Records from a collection
• • •

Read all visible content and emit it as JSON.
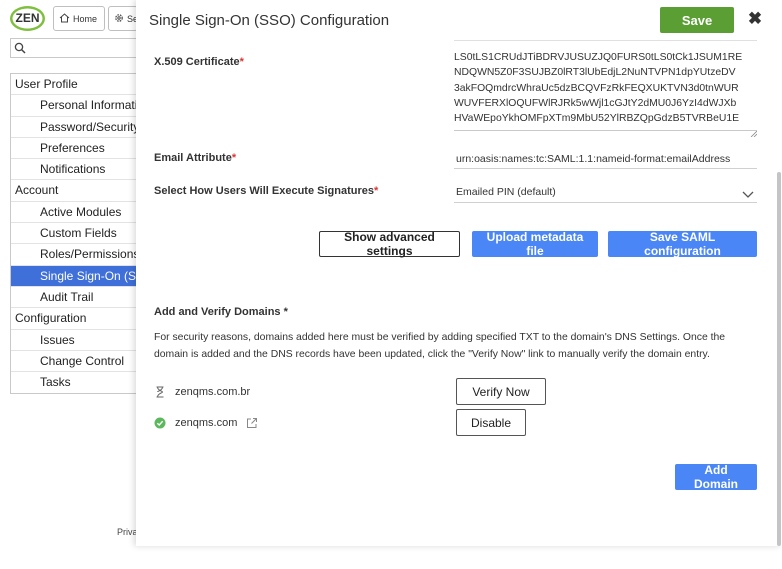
{
  "app": {
    "logo_text": "ZEN",
    "nav": {
      "home_label": "Home",
      "settings_label": "Se"
    },
    "search": {
      "placeholder": ""
    },
    "menu": [
      {
        "label": "User Profile",
        "level": 0
      },
      {
        "label": "Personal Information",
        "level": 1
      },
      {
        "label": "Password/Security",
        "level": 1
      },
      {
        "label": "Preferences",
        "level": 1
      },
      {
        "label": "Notifications",
        "level": 1
      },
      {
        "label": "Account",
        "level": 0
      },
      {
        "label": "Active Modules",
        "level": 1
      },
      {
        "label": "Custom Fields",
        "level": 1
      },
      {
        "label": "Roles/Permissions",
        "level": 1
      },
      {
        "label": "Single Sign-On (SSO)",
        "level": 1,
        "active": true
      },
      {
        "label": "Audit Trail",
        "level": 1
      },
      {
        "label": "Configuration",
        "level": 0
      },
      {
        "label": "Issues",
        "level": 1
      },
      {
        "label": "Change Control",
        "level": 1
      },
      {
        "label": "Tasks",
        "level": 1
      }
    ],
    "footer_privacy": "Priva"
  },
  "modal": {
    "title": "Single Sign-On (SSO) Configuration",
    "save_label": "Save",
    "close_symbol": "✖",
    "fields": {
      "certificate": {
        "label": "X.509 Certificate",
        "required_mark": "*",
        "lines": [
          "LS0tLS1CRUdJTiBDRVJUSUZJQ0FURS0tLS0tCk1JSUM1RE",
          "NDQWN5Z0F3SUJBZ0lRT3lUbEdjL2NuNTVPN1dpYUtzeDV",
          "3akFOQmdrcWhraUc5dzBCQVFzRkFEQXUKTVN3d0tnWUR",
          "WUVFERXlOQUFWlRJRk5wWjl1cGJtY2dMU0J6YzI4dWJXb",
          "HVaWEpoYkhOMFpXTm9MbU52YlRBZQpGdzB5TVRBeU1E"
        ]
      },
      "email": {
        "label": "Email Attribute",
        "required_mark": "*",
        "value": "urn:oasis:names:tc:SAML:1.1:nameid-format:emailAddress"
      },
      "signature": {
        "label": "Select How Users Will Execute Signatures",
        "required_mark": "*",
        "value": "Emailed PIN (default)"
      }
    },
    "actions": {
      "advanced_label": "Show advanced settings",
      "upload_label": "Upload metadata file",
      "save_saml_label": "Save SAML configuration"
    },
    "domains": {
      "title": "Add and Verify Domains *",
      "info": "For security reasons, domains added here must be verified by adding specified TXT to the domain's DNS Settings. Once the domain is added and the DNS records have been updated, click the \"Verify Now\" link to manually verify the domain entry.",
      "rows": [
        {
          "name": "zenqms.com.br",
          "status_icon": "hourglass-icon",
          "action_label": "Verify Now"
        },
        {
          "name": "zenqms.com",
          "status_icon": "check-circle-icon",
          "action_label": "Disable"
        }
      ],
      "add_label": "Add Domain"
    },
    "colors": {
      "save": "#5a9e34",
      "primary": "#4a86f5",
      "active_menu": "#3f6fd8",
      "verified": "#5cb85c"
    }
  }
}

• • •

OBJECTIVE
Reproduce all of the material exactly, apart from the pictures.

EXERCISE RESPONSE
Read all visible content and emit it as JSON.
{
  "app": {
    "logo_text": "ZEN",
    "nav": {
      "home_label": "Home",
      "settings_label": "Se"
    },
    "search": {
      "placeholder": ""
    },
    "menu": [
      {
        "label": "User Profile",
        "level": 0
      },
      {
        "label": "Personal Information",
        "level": 1
      },
      {
        "label": "Password/Security",
        "level": 1
      },
      {
        "label": "Preferences",
        "level": 1
      },
      {
        "label": "Notifications",
        "level": 1
      },
      {
        "label": "Account",
        "level": 0
      },
      {
        "label": "Active Modules",
        "level": 1
      },
      {
        "label": "Custom Fields",
        "level": 1
      },
      {
        "label": "Roles/Permissions",
        "level": 1
      },
      {
        "label": "Single Sign-On (SSO)",
        "level": 1,
        "active": true
      },
      {
        "label": "Audit Trail",
        "level": 1
      },
      {
        "label": "Configuration",
        "level": 0
      },
      {
        "label": "Issues",
        "level": 1
      },
      {
        "label": "Change Control",
        "level": 1
      },
      {
        "label": "Tasks",
        "level": 1
      }
    ],
    "footer_privacy": "Priva"
  },
  "modal": {
    "title": "Single Sign-On (SSO) Configuration",
    "save_label": "Save",
    "close_symbol": "✖",
    "fields": {
      "certificate": {
        "label": "X.509 Certificate",
        "required_mark": "*",
        "lines": [
          "LS0tLS1CRUdJTiBDRVJUSUZJQ0FURS0tLS0tCk1JSUM1RE",
          "NDQWN5Z0F3SUJBZ0lRT3lUbEdjL2NuNTVPN1dpYUtzeDV",
          "3akFOQmdrcWhraUc5dzBCQVFzRkFEQXUKTVN3d0tnWUR",
          "WUVFERXlOQUFWlRJRk5wWjl1cGJtY2dMU0J6YzI4dWJXb",
          "HVaWEpoYkhOMFpXTm9MbU52YlRBZQpGdzB5TVRBeU1E"
        ]
      },
      "email": {
        "label": "Email Attribute",
        "required_mark": "*",
        "value": "urn:oasis:names:tc:SAML:1.1:nameid-format:emailAddress"
      },
      "signature": {
        "label": "Select How Users Will Execute Signatures",
        "required_mark": "*",
        "value": "Emailed PIN (default)"
      }
    },
    "actions": {
      "advanced_label": "Show advanced settings",
      "upload_label": "Upload metadata file",
      "save_saml_label": "Save SAML configuration"
    },
    "domains": {
      "title": "Add and Verify Domains *",
      "info": "For security reasons, domains added here must be verified by adding specified TXT to the domain's DNS Settings. Once the domain is added and the DNS records have been updated, click the \"Verify Now\" link to manually verify the domain entry.",
      "rows": [
        {
          "name": "zenqms.com.br",
          "status_icon": "hourglass-icon",
          "action_label": "Verify Now"
        },
        {
          "name": "zenqms.com",
          "status_icon": "check-circle-icon",
          "action_label": "Disable"
        }
      ],
      "add_label": "Add Domain"
    },
    "colors": {
      "save": "#5a9e34",
      "primary": "#4a86f5",
      "active_menu": "#3f6fd8",
      "verified": "#5cb85c"
    }
  }
}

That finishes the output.